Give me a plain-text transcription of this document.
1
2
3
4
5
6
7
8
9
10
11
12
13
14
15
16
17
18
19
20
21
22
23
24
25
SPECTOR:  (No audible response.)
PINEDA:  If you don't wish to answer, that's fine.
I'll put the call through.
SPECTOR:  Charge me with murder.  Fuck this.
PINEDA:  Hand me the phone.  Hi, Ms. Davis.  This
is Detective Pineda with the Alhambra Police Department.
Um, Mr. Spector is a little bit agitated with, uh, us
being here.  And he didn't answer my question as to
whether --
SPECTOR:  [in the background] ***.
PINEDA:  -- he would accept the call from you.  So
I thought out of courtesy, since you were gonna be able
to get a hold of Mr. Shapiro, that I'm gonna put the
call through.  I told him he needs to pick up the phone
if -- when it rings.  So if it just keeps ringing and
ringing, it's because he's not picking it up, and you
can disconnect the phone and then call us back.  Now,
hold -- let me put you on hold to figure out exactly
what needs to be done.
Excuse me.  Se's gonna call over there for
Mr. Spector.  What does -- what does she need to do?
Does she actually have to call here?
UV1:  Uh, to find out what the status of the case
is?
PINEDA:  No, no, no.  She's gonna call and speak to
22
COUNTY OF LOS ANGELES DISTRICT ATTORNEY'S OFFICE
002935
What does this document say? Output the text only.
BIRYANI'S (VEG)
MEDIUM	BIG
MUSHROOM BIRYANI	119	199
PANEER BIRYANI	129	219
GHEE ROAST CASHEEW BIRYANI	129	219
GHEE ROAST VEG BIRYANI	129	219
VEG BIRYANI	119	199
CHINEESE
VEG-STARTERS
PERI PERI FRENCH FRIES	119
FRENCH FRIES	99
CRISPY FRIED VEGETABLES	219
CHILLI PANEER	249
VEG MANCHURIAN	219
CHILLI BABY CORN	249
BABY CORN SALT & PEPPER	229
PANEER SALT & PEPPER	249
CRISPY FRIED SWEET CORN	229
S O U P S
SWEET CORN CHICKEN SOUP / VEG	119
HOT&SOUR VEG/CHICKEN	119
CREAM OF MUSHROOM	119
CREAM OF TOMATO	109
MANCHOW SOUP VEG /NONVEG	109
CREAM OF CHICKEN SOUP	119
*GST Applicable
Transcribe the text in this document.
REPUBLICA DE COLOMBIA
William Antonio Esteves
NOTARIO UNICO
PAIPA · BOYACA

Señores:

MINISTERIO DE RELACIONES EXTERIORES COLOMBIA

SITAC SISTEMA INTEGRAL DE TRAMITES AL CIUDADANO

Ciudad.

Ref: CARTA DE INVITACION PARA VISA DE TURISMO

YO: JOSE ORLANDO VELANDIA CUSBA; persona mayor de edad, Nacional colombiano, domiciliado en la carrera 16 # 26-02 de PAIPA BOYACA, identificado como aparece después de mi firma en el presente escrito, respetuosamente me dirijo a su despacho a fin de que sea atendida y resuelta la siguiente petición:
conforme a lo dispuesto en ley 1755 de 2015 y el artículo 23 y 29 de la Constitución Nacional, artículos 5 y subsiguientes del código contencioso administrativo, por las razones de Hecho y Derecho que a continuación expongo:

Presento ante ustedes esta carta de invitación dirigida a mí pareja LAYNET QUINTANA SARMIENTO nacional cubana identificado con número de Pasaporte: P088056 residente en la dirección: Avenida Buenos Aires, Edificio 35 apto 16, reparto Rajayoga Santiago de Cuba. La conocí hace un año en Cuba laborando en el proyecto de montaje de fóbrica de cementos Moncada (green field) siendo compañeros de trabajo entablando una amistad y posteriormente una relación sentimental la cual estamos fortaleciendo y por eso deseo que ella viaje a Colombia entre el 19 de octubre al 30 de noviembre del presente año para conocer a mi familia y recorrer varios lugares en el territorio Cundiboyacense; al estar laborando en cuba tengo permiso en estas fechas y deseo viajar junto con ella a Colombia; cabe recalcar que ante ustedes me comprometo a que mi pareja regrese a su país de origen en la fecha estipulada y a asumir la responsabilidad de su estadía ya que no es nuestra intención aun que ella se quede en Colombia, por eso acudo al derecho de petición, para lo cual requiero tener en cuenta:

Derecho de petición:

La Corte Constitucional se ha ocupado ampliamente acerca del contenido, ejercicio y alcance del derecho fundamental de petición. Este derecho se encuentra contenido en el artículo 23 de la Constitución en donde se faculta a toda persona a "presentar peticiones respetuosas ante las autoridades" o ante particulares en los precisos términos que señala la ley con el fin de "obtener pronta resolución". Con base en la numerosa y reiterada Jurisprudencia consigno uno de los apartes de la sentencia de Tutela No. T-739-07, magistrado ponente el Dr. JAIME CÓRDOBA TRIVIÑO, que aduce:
______
Find each line that has the word "answer", then copy it out.

• PROBLEM SOLUTION
PINEDA:  If you don't wish to answer, that's fine.
being here.  And he didn't answer my question as to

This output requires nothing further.